* _WORK TO DO_: How many lines in this material include the string "Balling"? Answer with the number and nothing further.

-- Start INFORMATION GIVEN --

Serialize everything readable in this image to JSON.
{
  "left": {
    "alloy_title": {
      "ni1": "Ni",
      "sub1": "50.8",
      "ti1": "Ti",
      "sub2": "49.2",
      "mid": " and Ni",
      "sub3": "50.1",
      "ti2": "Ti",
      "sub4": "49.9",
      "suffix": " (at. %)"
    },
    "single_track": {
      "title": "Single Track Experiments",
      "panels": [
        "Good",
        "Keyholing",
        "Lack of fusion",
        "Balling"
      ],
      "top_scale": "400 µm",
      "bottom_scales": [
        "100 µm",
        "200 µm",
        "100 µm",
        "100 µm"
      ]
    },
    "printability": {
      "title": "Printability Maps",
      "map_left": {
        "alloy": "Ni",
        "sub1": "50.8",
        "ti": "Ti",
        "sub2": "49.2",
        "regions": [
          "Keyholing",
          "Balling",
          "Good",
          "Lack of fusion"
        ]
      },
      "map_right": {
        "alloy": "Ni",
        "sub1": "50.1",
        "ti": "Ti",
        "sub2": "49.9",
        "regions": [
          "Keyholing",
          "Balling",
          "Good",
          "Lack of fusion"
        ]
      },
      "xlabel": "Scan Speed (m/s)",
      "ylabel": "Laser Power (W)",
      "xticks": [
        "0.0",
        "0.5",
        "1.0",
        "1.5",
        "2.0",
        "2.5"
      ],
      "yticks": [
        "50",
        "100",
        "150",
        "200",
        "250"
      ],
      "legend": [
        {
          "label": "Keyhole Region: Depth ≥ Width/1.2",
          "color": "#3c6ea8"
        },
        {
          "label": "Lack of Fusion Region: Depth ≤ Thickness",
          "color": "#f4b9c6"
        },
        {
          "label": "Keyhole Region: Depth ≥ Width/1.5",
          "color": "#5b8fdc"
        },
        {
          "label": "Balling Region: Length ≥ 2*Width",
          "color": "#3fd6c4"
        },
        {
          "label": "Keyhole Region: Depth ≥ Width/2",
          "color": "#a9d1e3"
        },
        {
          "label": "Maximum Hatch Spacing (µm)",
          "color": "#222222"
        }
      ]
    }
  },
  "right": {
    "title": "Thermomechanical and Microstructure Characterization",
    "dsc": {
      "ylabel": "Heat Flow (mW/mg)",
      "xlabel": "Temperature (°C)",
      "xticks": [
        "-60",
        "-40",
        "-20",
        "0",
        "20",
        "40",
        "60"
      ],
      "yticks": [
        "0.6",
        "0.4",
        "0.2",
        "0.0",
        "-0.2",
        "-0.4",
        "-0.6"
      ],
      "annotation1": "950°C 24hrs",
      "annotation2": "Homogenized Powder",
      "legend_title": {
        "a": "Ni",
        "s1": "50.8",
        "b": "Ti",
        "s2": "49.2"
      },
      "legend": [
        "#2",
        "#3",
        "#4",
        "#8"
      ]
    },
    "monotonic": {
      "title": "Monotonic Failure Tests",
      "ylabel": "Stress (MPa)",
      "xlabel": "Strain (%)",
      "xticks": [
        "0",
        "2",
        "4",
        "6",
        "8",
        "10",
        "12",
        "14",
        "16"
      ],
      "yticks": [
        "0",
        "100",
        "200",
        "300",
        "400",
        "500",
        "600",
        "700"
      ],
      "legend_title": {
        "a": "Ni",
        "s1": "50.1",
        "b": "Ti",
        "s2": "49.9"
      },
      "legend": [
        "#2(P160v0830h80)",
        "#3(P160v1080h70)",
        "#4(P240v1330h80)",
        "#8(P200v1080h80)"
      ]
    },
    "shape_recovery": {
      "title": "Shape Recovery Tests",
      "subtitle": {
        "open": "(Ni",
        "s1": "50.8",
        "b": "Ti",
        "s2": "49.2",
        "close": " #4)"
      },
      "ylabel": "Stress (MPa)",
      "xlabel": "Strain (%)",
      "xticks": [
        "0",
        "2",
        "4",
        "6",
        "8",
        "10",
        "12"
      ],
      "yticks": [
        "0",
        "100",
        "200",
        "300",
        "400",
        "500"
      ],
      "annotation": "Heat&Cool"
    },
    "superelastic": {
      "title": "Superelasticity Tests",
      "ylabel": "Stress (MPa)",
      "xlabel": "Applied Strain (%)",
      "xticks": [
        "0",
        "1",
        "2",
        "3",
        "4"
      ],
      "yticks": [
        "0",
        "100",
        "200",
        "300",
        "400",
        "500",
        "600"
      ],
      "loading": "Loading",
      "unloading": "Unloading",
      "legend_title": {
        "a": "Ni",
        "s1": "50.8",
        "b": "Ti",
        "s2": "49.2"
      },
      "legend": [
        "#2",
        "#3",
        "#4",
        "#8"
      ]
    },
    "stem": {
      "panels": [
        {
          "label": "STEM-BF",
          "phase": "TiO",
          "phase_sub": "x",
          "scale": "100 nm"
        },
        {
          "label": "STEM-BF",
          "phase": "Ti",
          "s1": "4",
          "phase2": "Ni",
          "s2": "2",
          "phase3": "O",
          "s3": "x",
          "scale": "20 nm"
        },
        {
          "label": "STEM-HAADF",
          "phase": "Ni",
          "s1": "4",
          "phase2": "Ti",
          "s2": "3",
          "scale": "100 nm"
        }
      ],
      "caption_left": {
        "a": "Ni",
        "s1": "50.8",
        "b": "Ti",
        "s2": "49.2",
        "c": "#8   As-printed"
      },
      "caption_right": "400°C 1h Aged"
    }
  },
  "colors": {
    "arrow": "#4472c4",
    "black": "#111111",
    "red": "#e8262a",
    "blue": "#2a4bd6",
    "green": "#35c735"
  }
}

-- End INFORMATION GIVEN --

* _THE COMPLETED TASK_: 4